### Required work:
The material below should be written out in full and exactly; pictures stay out of the copy.
**** Extracted entries ****
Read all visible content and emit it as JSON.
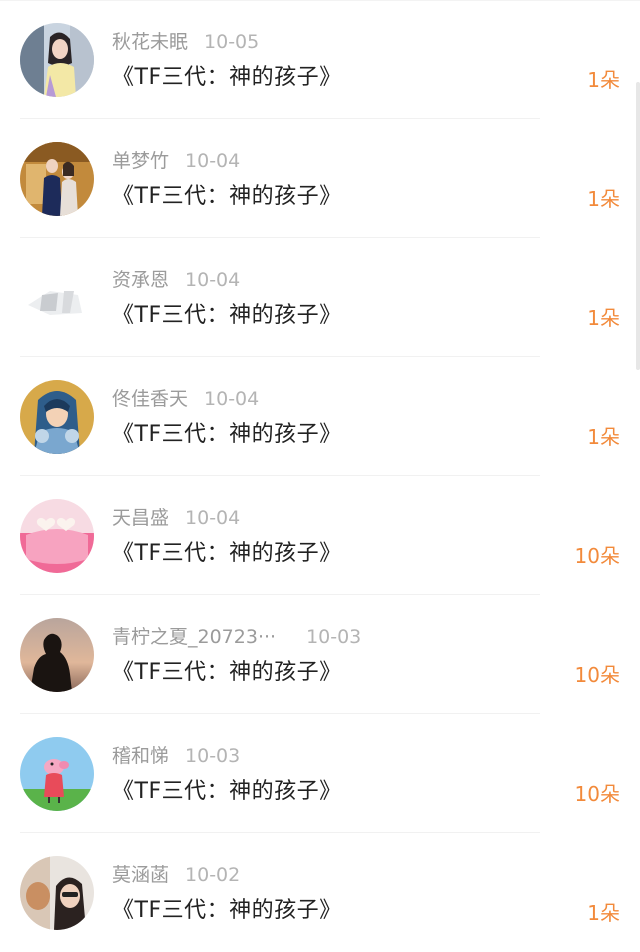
{
  "colors": {
    "name": "#9b9b9b",
    "date": "#b4b4b4",
    "title": "#222222",
    "quantity": "#f28a3b"
  },
  "items": [
    {
      "user": "秋花未眠",
      "date": "10-05",
      "title": "《TF三代：神的孩子》",
      "quantity": "1朵",
      "avatar_icon": "girl-photo-avatar-icon"
    },
    {
      "user": "单梦竹",
      "date": "10-04",
      "title": "《TF三代：神的孩子》",
      "quantity": "1朵",
      "avatar_icon": "couple-photo-avatar-icon"
    },
    {
      "user": "资承恩",
      "date": "10-04",
      "title": "《TF三代：神的孩子》",
      "quantity": "1朵",
      "avatar_icon": "pale-logo-avatar-icon"
    },
    {
      "user": "佟佳香天",
      "date": "10-04",
      "title": "《TF三代：神的孩子》",
      "quantity": "1朵",
      "avatar_icon": "game-character-avatar-icon"
    },
    {
      "user": "天昌盛",
      "date": "10-04",
      "title": "《TF三代：神的孩子》",
      "quantity": "10朵",
      "avatar_icon": "heart-pillow-avatar-icon"
    },
    {
      "user": "青柠之夏_20723···",
      "date": "10-03",
      "title": "《TF三代：神的孩子》",
      "quantity": "10朵",
      "avatar_icon": "sunset-silhouette-avatar-icon"
    },
    {
      "user": "稽和悌",
      "date": "10-03",
      "title": "《TF三代：神的孩子》",
      "quantity": "10朵",
      "avatar_icon": "cartoon-pig-avatar-icon"
    },
    {
      "user": "莫涵菡",
      "date": "10-02",
      "title": "《TF三代：神的孩子》",
      "quantity": "1朵",
      "avatar_icon": "selfie-avatar-icon"
    }
  ]
}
****
### Final answer:
Read all visible content and emit it as JSON.
{
  "colors": {
    "name": "#9b9b9b",
    "date": "#b4b4b4",
    "title": "#222222",
    "quantity": "#f28a3b"
  },
  "items": [
    {
      "user": "秋花未眠",
      "date": "10-05",
      "title": "《TF三代：神的孩子》",
      "quantity": "1朵",
      "avatar_icon": "girl-photo-avatar-icon"
    },
    {
      "user": "单梦竹",
      "date": "10-04",
      "title": "《TF三代：神的孩子》",
      "quantity": "1朵",
      "avatar_icon": "couple-photo-avatar-icon"
    },
    {
      "user": "资承恩",
      "date": "10-04",
      "title": "《TF三代：神的孩子》",
      "quantity": "1朵",
      "avatar_icon": "pale-logo-avatar-icon"
    },
    {
      "user": "佟佳香天",
      "date": "10-04",
      "title": "《TF三代：神的孩子》",
      "quantity": "1朵",
      "avatar_icon": "game-character-avatar-icon"
    },
    {
      "user": "天昌盛",
      "date": "10-04",
      "title": "《TF三代：神的孩子》",
      "quantity": "10朵",
      "avatar_icon": "heart-pillow-avatar-icon"
    },
    {
      "user": "青柠之夏_20723···",
      "date": "10-03",
      "title": "《TF三代：神的孩子》",
      "quantity": "10朵",
      "avatar_icon": "sunset-silhouette-avatar-icon"
    },
    {
      "user": "稽和悌",
      "date": "10-03",
      "title": "《TF三代：神的孩子》",
      "quantity": "10朵",
      "avatar_icon": "cartoon-pig-avatar-icon"
    },
    {
      "user": "莫涵菡",
      "date": "10-02",
      "title": "《TF三代：神的孩子》",
      "quantity": "1朵",
      "avatar_icon": "selfie-avatar-icon"
    }
  ]
}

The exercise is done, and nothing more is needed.